--- Records shown ---

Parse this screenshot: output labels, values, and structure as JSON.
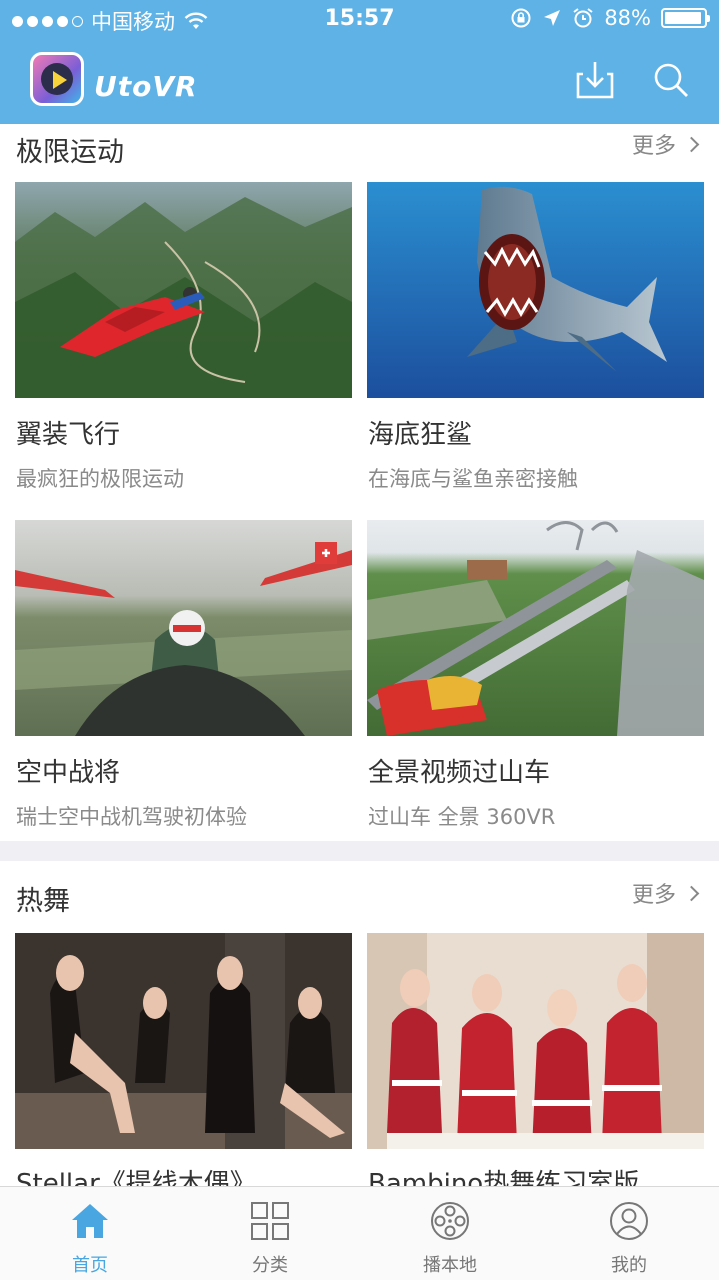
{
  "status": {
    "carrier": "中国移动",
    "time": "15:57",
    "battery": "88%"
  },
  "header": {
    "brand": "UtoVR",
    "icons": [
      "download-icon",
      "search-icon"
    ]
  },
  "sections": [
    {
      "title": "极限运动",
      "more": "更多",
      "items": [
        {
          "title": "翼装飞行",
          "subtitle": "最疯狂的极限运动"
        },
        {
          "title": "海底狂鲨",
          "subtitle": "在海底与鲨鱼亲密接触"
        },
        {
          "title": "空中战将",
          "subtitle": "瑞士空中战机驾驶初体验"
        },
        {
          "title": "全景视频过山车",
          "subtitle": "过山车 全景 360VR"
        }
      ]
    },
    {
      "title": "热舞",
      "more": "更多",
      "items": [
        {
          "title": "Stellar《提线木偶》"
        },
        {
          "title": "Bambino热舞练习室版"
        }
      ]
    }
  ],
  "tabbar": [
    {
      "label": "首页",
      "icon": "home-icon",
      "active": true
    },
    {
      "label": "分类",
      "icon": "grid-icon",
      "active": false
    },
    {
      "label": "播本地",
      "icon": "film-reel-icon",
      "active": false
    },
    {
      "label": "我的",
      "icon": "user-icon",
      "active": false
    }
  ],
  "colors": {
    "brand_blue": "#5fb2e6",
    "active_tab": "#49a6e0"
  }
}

---

=== Problem to solve ===
Gather every line from the listing above in which the word "subtitle" appears.

=== Result of the exercise ===
          "subtitle": "最疯狂的极限运动"
          "subtitle": "在海底与鲨鱼亲密接触"
          "subtitle": "瑞士空中战机驾驶初体验"
          "subtitle": "过山车 全景 360VR"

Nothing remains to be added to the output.